### WHAT YOU WILL DO
Where the word "icon" occurs in a line, return that line.

### AVAILABLE RECORDS
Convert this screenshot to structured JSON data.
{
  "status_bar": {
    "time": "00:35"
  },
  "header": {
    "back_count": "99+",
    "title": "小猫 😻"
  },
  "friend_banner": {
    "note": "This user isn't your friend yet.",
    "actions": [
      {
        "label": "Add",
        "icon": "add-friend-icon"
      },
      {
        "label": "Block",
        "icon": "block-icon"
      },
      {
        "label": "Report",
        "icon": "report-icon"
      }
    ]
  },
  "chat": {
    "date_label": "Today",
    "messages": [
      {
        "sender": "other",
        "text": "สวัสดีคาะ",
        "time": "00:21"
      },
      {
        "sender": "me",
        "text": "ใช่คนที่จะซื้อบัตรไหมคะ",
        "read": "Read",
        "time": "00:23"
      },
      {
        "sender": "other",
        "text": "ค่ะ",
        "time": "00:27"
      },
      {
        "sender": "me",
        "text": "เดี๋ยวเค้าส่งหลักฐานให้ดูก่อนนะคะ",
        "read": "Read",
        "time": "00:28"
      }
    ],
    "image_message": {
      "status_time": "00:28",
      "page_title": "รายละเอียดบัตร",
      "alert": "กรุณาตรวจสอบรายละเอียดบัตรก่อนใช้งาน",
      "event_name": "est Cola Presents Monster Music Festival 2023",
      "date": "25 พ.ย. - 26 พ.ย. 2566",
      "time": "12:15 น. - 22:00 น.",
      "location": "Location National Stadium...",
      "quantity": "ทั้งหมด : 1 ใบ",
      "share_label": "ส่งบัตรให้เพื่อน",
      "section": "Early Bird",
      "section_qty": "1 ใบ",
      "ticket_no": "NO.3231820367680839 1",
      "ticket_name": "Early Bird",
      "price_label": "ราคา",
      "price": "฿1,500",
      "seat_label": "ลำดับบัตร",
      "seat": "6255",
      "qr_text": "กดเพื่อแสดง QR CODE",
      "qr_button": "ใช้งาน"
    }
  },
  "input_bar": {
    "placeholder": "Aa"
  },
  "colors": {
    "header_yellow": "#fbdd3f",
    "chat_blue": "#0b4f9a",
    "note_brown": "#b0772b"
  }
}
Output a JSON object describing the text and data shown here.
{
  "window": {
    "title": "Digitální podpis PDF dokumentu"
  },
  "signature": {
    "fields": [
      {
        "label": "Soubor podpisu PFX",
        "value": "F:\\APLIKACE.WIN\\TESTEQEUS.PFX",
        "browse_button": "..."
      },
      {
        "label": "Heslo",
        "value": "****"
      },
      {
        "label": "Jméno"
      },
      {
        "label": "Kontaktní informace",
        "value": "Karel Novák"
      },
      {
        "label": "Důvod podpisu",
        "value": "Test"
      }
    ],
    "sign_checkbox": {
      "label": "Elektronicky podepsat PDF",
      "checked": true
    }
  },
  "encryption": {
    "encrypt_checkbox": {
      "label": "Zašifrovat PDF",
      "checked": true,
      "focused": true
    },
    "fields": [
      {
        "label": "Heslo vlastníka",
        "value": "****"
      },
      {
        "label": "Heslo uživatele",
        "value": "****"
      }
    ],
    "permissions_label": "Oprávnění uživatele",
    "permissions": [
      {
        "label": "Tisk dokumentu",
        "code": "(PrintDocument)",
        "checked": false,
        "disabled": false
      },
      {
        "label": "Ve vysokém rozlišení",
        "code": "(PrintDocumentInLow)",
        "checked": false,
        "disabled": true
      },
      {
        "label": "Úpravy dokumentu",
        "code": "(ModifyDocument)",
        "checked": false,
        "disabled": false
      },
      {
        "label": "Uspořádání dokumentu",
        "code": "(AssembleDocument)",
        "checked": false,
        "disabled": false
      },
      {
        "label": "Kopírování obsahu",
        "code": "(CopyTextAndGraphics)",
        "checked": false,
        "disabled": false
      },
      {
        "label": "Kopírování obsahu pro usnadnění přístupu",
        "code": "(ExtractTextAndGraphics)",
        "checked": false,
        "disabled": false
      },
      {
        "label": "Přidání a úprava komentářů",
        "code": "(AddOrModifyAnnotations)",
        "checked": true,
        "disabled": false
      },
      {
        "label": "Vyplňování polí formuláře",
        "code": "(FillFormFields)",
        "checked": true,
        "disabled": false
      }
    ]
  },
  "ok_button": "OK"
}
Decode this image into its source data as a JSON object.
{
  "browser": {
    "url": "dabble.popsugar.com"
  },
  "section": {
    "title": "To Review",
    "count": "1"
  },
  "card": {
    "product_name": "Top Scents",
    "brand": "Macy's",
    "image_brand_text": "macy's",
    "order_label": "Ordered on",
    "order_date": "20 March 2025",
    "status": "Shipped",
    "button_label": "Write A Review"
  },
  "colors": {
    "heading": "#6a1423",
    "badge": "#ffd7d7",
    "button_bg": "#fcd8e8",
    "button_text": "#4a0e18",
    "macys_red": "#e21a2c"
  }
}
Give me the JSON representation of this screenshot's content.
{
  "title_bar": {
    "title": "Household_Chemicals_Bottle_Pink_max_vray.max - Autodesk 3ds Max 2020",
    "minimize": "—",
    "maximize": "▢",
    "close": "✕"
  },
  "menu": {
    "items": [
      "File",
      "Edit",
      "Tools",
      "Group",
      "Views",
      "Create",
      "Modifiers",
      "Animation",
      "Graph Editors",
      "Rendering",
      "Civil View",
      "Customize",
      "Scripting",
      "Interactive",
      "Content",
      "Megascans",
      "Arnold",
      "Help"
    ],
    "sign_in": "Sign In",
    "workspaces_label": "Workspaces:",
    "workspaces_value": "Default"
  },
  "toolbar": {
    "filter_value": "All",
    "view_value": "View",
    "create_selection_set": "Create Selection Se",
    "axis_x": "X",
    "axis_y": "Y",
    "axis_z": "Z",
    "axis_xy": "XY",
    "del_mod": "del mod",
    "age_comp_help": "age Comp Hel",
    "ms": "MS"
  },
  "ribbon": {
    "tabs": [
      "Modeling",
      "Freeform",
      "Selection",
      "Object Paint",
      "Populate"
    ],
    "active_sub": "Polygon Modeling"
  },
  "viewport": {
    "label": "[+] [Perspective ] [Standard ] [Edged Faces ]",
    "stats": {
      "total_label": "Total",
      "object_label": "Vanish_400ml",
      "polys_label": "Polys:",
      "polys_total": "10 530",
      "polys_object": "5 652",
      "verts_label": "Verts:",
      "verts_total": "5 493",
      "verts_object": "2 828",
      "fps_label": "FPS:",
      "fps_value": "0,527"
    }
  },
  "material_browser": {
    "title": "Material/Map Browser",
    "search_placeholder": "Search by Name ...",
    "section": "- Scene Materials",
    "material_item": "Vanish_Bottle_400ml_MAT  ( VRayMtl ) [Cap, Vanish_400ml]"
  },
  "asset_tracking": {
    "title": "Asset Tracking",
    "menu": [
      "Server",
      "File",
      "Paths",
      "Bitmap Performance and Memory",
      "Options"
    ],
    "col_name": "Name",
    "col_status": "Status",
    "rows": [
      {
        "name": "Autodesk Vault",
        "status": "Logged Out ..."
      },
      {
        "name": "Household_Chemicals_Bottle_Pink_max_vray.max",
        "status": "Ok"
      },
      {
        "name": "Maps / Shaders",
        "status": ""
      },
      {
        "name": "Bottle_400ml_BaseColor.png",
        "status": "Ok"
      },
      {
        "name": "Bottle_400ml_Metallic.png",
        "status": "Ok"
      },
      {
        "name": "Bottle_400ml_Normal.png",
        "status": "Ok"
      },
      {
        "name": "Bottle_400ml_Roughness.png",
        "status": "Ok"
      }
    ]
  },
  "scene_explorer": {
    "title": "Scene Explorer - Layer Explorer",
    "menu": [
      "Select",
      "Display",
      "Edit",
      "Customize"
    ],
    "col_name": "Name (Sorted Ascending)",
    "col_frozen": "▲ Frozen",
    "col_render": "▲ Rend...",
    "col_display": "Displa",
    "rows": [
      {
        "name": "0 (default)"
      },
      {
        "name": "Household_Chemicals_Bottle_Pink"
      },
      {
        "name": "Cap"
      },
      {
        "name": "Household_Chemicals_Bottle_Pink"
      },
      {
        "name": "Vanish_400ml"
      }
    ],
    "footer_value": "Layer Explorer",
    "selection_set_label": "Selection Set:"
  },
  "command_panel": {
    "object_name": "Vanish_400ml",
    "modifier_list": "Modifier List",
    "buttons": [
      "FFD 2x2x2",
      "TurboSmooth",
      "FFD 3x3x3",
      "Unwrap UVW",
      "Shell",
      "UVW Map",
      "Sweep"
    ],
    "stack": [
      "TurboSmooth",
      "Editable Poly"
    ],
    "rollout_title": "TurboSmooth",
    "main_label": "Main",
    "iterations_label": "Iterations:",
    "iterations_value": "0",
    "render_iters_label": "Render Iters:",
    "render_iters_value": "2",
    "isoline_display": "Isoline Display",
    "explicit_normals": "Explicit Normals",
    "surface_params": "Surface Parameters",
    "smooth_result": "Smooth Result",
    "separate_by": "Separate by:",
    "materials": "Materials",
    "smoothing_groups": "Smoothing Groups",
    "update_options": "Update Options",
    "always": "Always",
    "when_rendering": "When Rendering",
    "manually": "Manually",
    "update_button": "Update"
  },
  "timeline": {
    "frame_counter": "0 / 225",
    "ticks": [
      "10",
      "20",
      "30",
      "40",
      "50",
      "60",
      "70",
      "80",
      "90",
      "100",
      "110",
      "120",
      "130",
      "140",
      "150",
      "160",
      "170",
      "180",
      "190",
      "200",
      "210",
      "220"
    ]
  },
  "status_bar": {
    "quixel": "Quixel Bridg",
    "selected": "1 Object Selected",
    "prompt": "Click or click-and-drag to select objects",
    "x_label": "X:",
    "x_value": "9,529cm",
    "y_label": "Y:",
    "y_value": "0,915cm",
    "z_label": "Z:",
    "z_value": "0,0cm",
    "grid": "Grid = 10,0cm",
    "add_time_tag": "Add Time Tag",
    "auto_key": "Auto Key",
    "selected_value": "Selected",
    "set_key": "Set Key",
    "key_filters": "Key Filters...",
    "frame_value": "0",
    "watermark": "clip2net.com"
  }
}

### PROBLEM SOLUTION
        "icon": "add-friend-icon"
        "icon": "block-icon"
        "icon": "report-icon"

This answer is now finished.